--- Dataset excerpts ---
++++++++
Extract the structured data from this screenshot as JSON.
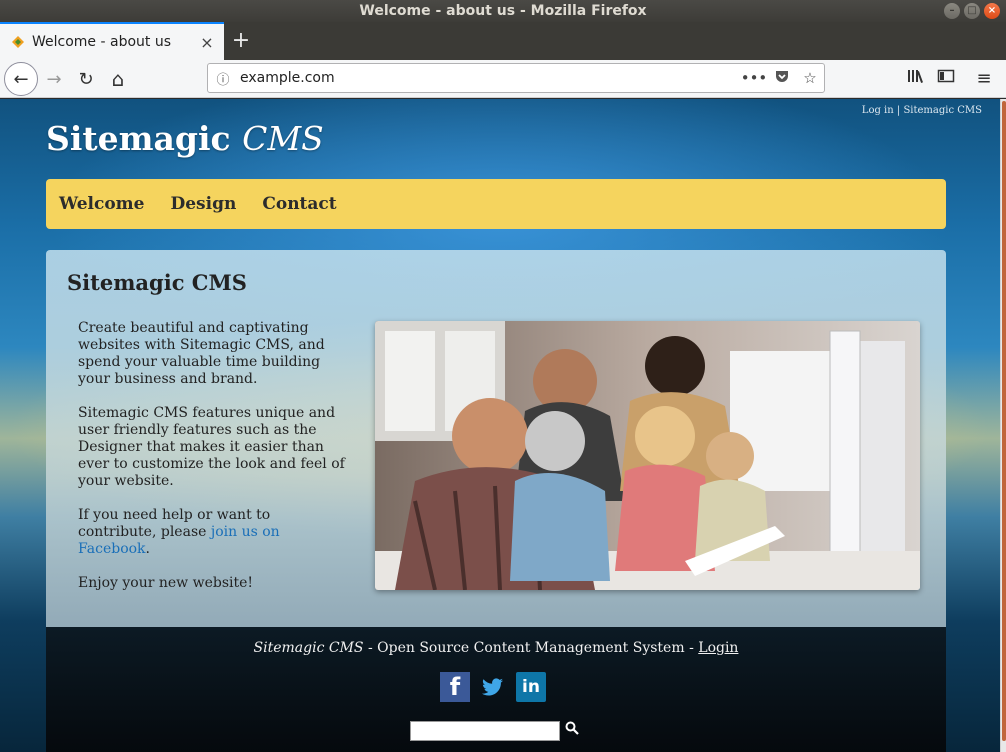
{
  "window": {
    "title": "Welcome - about us - Mozilla Firefox",
    "min_glyph": "–",
    "max_glyph": "□",
    "close_glyph": "×"
  },
  "tab": {
    "title": "Welcome - about us",
    "close_glyph": "×",
    "new_tab_glyph": "+"
  },
  "nav": {
    "back_glyph": "←",
    "forward_glyph": "→",
    "reload_glyph": "↻",
    "home_glyph": "⌂",
    "url": "example.com",
    "info_glyph": "ⓘ",
    "more_glyph": "•••",
    "pocket_glyph": "◡",
    "star_glyph": "☆",
    "library_glyph": "|||\\",
    "sidebar_glyph": "▥",
    "menu_glyph": "≡"
  },
  "page": {
    "login_link": "Log in",
    "separator": "|",
    "sitemagic_link": "Sitemagic CMS",
    "site_title_bold": "Sitemagic",
    "site_title_italic": "CMS",
    "menu": [
      "Welcome",
      "Design",
      "Contact"
    ],
    "content_title": "Sitemagic CMS",
    "paragraph1": "Create beautiful and captivating websites with Sitemagic CMS, and spend your valuable time building your business and brand.",
    "paragraph2": "Sitemagic CMS features unique and user friendly features such as the Designer that makes it easier than ever to customize the look and feel of your website.",
    "paragraph3_prefix": "If you need help or want to contribute, please ",
    "paragraph3_link": "join us on Facebook",
    "paragraph3_suffix": ".",
    "paragraph4": "Enjoy your new website!"
  },
  "footer": {
    "brand": "Sitemagic CMS",
    "tagline": " - Open Source Content Management System - ",
    "login": "Login",
    "search_value": "",
    "search_glyph": "⚲"
  },
  "icons": {
    "facebook": "f",
    "twitter": "🐦",
    "linkedin": "in"
  }
}
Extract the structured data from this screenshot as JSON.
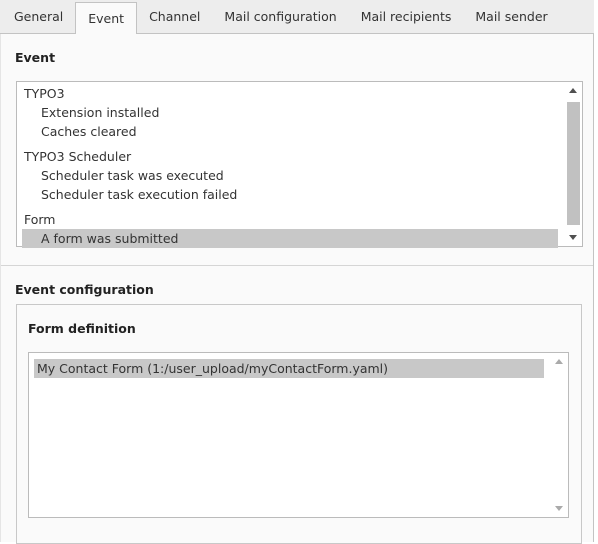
{
  "tabs": [
    {
      "label": "General"
    },
    {
      "label": "Event",
      "active": true
    },
    {
      "label": "Channel"
    },
    {
      "label": "Mail configuration"
    },
    {
      "label": "Mail recipients"
    },
    {
      "label": "Mail sender"
    }
  ],
  "event": {
    "heading": "Event",
    "options": [
      {
        "label": "TYPO3",
        "type": "group"
      },
      {
        "label": "Extension installed",
        "type": "child"
      },
      {
        "label": "Caches cleared",
        "type": "child"
      },
      {
        "label": "TYPO3 Scheduler",
        "type": "group"
      },
      {
        "label": "Scheduler task was executed",
        "type": "child"
      },
      {
        "label": "Scheduler task execution failed",
        "type": "child"
      },
      {
        "label": "Form",
        "type": "group"
      },
      {
        "label": "A form was submitted",
        "type": "child",
        "selected": true
      }
    ]
  },
  "event_configuration": {
    "heading": "Event configuration",
    "form_definition": {
      "heading": "Form definition",
      "options": [
        {
          "label": "My Contact Form (1:/user_upload/myContactForm.yaml)",
          "selected": true
        }
      ]
    }
  }
}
++++++++
--- What you will do ---
Search the records for the string "Sitemagic" and return every line in which it occurs.

--- Output ---
    "sitemagic_link": "Sitemagic CMS",
    "site_title_bold": "Sitemagic",
    "content_title": "Sitemagic CMS",
    "paragraph1": "Create beautiful and captivating websites with Sitemagic CMS, and spend your valuable time building your business and brand.",
    "paragraph2": "Sitemagic CMS features unique and user friendly features such as the Designer that makes it easier than ever to customize the look and feel of your website.",
    "brand": "Sitemagic CMS",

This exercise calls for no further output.